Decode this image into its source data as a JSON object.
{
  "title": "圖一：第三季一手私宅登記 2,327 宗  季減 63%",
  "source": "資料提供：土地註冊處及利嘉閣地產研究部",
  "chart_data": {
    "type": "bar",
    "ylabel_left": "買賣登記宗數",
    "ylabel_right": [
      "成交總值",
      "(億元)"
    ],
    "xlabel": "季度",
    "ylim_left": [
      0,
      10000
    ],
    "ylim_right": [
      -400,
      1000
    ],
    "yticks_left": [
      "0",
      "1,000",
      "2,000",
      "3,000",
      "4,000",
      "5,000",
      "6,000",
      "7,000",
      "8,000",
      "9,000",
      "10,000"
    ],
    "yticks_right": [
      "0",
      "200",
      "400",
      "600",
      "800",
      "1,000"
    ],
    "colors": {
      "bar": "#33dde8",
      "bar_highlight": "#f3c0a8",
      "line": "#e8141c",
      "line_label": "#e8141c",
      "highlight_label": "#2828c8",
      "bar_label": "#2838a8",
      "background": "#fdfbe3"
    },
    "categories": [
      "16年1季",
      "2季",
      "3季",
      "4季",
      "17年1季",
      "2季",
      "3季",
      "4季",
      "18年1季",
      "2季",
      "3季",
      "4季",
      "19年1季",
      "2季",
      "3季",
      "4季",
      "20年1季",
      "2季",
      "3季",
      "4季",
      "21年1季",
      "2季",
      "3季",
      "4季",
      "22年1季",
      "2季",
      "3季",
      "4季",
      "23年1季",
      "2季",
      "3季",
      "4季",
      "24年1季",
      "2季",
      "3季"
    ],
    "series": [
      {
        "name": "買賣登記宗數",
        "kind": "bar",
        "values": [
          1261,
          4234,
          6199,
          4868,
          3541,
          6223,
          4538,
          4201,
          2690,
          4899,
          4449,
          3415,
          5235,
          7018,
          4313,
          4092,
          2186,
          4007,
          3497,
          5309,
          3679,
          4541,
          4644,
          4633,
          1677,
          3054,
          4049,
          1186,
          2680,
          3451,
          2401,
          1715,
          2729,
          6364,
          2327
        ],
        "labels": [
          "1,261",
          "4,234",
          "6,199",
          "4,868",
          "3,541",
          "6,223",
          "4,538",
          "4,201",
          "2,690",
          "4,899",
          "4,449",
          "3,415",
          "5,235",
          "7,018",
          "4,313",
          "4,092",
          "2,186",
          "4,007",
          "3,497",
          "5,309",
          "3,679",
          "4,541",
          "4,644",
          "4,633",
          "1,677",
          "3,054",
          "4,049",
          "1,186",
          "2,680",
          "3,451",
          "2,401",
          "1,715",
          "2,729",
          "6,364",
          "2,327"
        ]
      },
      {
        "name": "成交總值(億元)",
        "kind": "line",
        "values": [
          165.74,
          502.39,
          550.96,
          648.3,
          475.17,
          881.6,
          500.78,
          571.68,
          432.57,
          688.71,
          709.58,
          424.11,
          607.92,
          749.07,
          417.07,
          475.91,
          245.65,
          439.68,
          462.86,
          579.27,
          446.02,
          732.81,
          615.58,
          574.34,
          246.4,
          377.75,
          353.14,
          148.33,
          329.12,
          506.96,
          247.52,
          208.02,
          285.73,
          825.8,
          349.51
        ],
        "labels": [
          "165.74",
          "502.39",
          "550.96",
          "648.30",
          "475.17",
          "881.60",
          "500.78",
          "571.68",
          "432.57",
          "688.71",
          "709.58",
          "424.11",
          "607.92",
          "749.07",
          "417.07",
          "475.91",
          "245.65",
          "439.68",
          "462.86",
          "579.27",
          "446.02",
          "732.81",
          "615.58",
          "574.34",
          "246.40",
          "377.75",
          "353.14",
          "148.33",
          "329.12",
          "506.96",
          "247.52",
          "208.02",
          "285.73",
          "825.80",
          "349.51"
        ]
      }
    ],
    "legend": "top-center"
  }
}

= = =

- [WRITTEN TASK]:
Write the listing out again, exactly as shown above.

- [RESPONSE TO THE EXERCISE]:
Decode this image into its source data as a JSON object.
{
  "title": "圖一：第三季一手私宅登記 2,327 宗  季減 63%",
  "source": "資料提供：土地註冊處及利嘉閣地產研究部",
  "chart_data": {
    "type": "bar",
    "ylabel_left": "買賣登記宗數",
    "ylabel_right": [
      "成交總值",
      "(億元)"
    ],
    "xlabel": "季度",
    "ylim_left": [
      0,
      10000
    ],
    "ylim_right": [
      -400,
      1000
    ],
    "yticks_left": [
      "0",
      "1,000",
      "2,000",
      "3,000",
      "4,000",
      "5,000",
      "6,000",
      "7,000",
      "8,000",
      "9,000",
      "10,000"
    ],
    "yticks_right": [
      "0",
      "200",
      "400",
      "600",
      "800",
      "1,000"
    ],
    "colors": {
      "bar": "#33dde8",
      "bar_highlight": "#f3c0a8",
      "line": "#e8141c",
      "line_label": "#e8141c",
      "highlight_label": "#2828c8",
      "bar_label": "#2838a8",
      "background": "#fdfbe3"
    },
    "categories": [
      "16年1季",
      "2季",
      "3季",
      "4季",
      "17年1季",
      "2季",
      "3季",
      "4季",
      "18年1季",
      "2季",
      "3季",
      "4季",
      "19年1季",
      "2季",
      "3季",
      "4季",
      "20年1季",
      "2季",
      "3季",
      "4季",
      "21年1季",
      "2季",
      "3季",
      "4季",
      "22年1季",
      "2季",
      "3季",
      "4季",
      "23年1季",
      "2季",
      "3季",
      "4季",
      "24年1季",
      "2季",
      "3季"
    ],
    "series": [
      {
        "name": "買賣登記宗數",
        "kind": "bar",
        "values": [
          1261,
          4234,
          6199,
          4868,
          3541,
          6223,
          4538,
          4201,
          2690,
          4899,
          4449,
          3415,
          5235,
          7018,
          4313,
          4092,
          2186,
          4007,
          3497,
          5309,
          3679,
          4541,
          4644,
          4633,
          1677,
          3054,
          4049,
          1186,
          2680,
          3451,
          2401,
          1715,
          2729,
          6364,
          2327
        ],
        "labels": [
          "1,261",
          "4,234",
          "6,199",
          "4,868",
          "3,541",
          "6,223",
          "4,538",
          "4,201",
          "2,690",
          "4,899",
          "4,449",
          "3,415",
          "5,235",
          "7,018",
          "4,313",
          "4,092",
          "2,186",
          "4,007",
          "3,497",
          "5,309",
          "3,679",
          "4,541",
          "4,644",
          "4,633",
          "1,677",
          "3,054",
          "4,049",
          "1,186",
          "2,680",
          "3,451",
          "2,401",
          "1,715",
          "2,729",
          "6,364",
          "2,327"
        ]
      },
      {
        "name": "成交總值(億元)",
        "kind": "line",
        "values": [
          165.74,
          502.39,
          550.96,
          648.3,
          475.17,
          881.6,
          500.78,
          571.68,
          432.57,
          688.71,
          709.58,
          424.11,
          607.92,
          749.07,
          417.07,
          475.91,
          245.65,
          439.68,
          462.86,
          579.27,
          446.02,
          732.81,
          615.58,
          574.34,
          246.4,
          377.75,
          353.14,
          148.33,
          329.12,
          506.96,
          247.52,
          208.02,
          285.73,
          825.8,
          349.51
        ],
        "labels": [
          "165.74",
          "502.39",
          "550.96",
          "648.30",
          "475.17",
          "881.60",
          "500.78",
          "571.68",
          "432.57",
          "688.71",
          "709.58",
          "424.11",
          "607.92",
          "749.07",
          "417.07",
          "475.91",
          "245.65",
          "439.68",
          "462.86",
          "579.27",
          "446.02",
          "732.81",
          "615.58",
          "574.34",
          "246.40",
          "377.75",
          "353.14",
          "148.33",
          "329.12",
          "506.96",
          "247.52",
          "208.02",
          "285.73",
          "825.80",
          "349.51"
        ]
      }
    ],
    "legend": "top-center"
  }
}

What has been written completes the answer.